Output the full listing word for word.

## start

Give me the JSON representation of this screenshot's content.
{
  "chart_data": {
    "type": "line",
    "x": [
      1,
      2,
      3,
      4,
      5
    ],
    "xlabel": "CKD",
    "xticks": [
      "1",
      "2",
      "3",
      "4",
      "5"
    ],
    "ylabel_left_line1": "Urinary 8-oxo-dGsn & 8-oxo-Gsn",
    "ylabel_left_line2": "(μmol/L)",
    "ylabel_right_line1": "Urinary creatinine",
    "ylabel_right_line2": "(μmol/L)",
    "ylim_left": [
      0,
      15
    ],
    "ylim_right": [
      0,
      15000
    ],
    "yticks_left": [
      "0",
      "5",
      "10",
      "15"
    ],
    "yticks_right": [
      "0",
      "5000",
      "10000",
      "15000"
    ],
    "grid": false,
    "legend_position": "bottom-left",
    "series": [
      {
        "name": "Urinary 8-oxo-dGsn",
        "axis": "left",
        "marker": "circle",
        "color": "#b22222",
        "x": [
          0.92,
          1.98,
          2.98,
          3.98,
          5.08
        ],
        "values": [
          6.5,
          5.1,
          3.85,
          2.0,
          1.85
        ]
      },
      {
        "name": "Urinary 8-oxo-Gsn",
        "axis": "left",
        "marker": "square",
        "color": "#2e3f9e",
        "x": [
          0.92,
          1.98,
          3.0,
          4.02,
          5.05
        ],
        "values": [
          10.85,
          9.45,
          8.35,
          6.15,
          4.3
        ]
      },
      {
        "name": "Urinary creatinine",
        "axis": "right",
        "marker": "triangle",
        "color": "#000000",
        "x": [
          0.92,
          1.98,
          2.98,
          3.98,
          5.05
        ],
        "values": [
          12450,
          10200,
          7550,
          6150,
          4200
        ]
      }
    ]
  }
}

## end

> **TASK ANSWER**
Give me the JSON representation of this screenshot's content.
{
  "chart_data": {
    "type": "line",
    "x": [
      1,
      2,
      3,
      4,
      5
    ],
    "xlabel": "CKD",
    "xticks": [
      "1",
      "2",
      "3",
      "4",
      "5"
    ],
    "ylabel_left_line1": "Urinary 8-oxo-dGsn & 8-oxo-Gsn",
    "ylabel_left_line2": "(μmol/L)",
    "ylabel_right_line1": "Urinary creatinine",
    "ylabel_right_line2": "(μmol/L)",
    "ylim_left": [
      0,
      15
    ],
    "ylim_right": [
      0,
      15000
    ],
    "yticks_left": [
      "0",
      "5",
      "10",
      "15"
    ],
    "yticks_right": [
      "0",
      "5000",
      "10000",
      "15000"
    ],
    "grid": false,
    "legend_position": "bottom-left",
    "series": [
      {
        "name": "Urinary 8-oxo-dGsn",
        "axis": "left",
        "marker": "circle",
        "color": "#b22222",
        "x": [
          0.92,
          1.98,
          2.98,
          3.98,
          5.08
        ],
        "values": [
          6.5,
          5.1,
          3.85,
          2.0,
          1.85
        ]
      },
      {
        "name": "Urinary 8-oxo-Gsn",
        "axis": "left",
        "marker": "square",
        "color": "#2e3f9e",
        "x": [
          0.92,
          1.98,
          3.0,
          4.02,
          5.05
        ],
        "values": [
          10.85,
          9.45,
          8.35,
          6.15,
          4.3
        ]
      },
      {
        "name": "Urinary creatinine",
        "axis": "right",
        "marker": "triangle",
        "color": "#000000",
        "x": [
          0.92,
          1.98,
          2.98,
          3.98,
          5.05
        ],
        "values": [
          12450,
          10200,
          7550,
          6150,
          4200
        ]
      }
    ]
  }
}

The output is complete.